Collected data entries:
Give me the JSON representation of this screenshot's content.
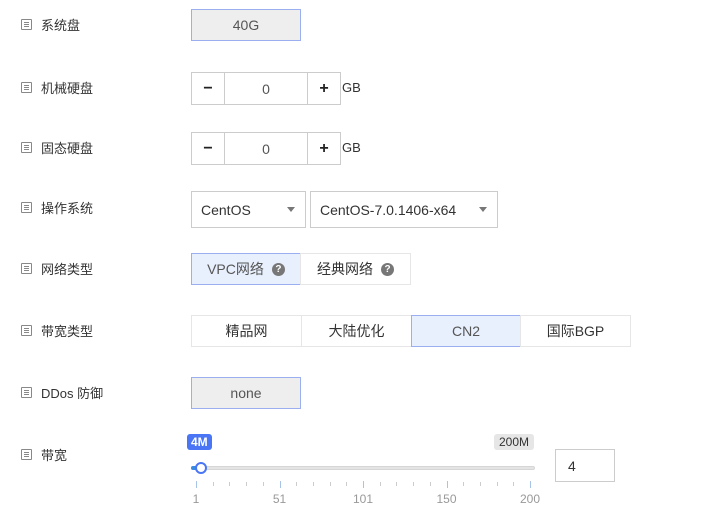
{
  "rows": {
    "system_disk": {
      "label": "系统盘",
      "value": "40G"
    },
    "hdd": {
      "label": "机械硬盘",
      "value": "0",
      "minus": "−",
      "plus": "+",
      "unit": "GB"
    },
    "ssd": {
      "label": "固态硬盘",
      "value": "0",
      "minus": "−",
      "plus": "+",
      "unit": "GB"
    },
    "os": {
      "label": "操作系统",
      "type": "CentOS",
      "version": "CentOS-7.0.1406-x64"
    },
    "network": {
      "label": "网络类型",
      "options": [
        "VPC网络",
        "经典网络"
      ],
      "selected": 0,
      "help": "?"
    },
    "bandwidth_type": {
      "label": "带宽类型",
      "options": [
        "精品网",
        "大陆优化",
        "CN2",
        "国际BGP"
      ],
      "selected": 2
    },
    "ddos": {
      "label": "DDos 防御",
      "value": "none"
    },
    "bandwidth": {
      "label": "带宽",
      "current_badge": "4M",
      "max_badge": "200M",
      "value": "4",
      "min": 1,
      "max": 200,
      "tick_labels": [
        "1",
        "51",
        "101",
        "150",
        "200"
      ]
    }
  },
  "colors": {
    "accent": "#4a76f6",
    "selected_bg": "#e8effd",
    "selected_border": "#9aaef0"
  }
}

## GIVEN EXERCISE
Skip the pictures and print each record exactly as it stands.

## THE REPLY
Give me the JSON representation of this screenshot's content.
{
  "rows": {
    "system_disk": {
      "label": "系统盘",
      "value": "40G"
    },
    "hdd": {
      "label": "机械硬盘",
      "value": "0",
      "minus": "−",
      "plus": "+",
      "unit": "GB"
    },
    "ssd": {
      "label": "固态硬盘",
      "value": "0",
      "minus": "−",
      "plus": "+",
      "unit": "GB"
    },
    "os": {
      "label": "操作系统",
      "type": "CentOS",
      "version": "CentOS-7.0.1406-x64"
    },
    "network": {
      "label": "网络类型",
      "options": [
        "VPC网络",
        "经典网络"
      ],
      "selected": 0,
      "help": "?"
    },
    "bandwidth_type": {
      "label": "带宽类型",
      "options": [
        "精品网",
        "大陆优化",
        "CN2",
        "国际BGP"
      ],
      "selected": 2
    },
    "ddos": {
      "label": "DDos 防御",
      "value": "none"
    },
    "bandwidth": {
      "label": "带宽",
      "current_badge": "4M",
      "max_badge": "200M",
      "value": "4",
      "min": 1,
      "max": 200,
      "tick_labels": [
        "1",
        "51",
        "101",
        "150",
        "200"
      ]
    }
  },
  "colors": {
    "accent": "#4a76f6",
    "selected_bg": "#e8effd",
    "selected_border": "#9aaef0"
  }
}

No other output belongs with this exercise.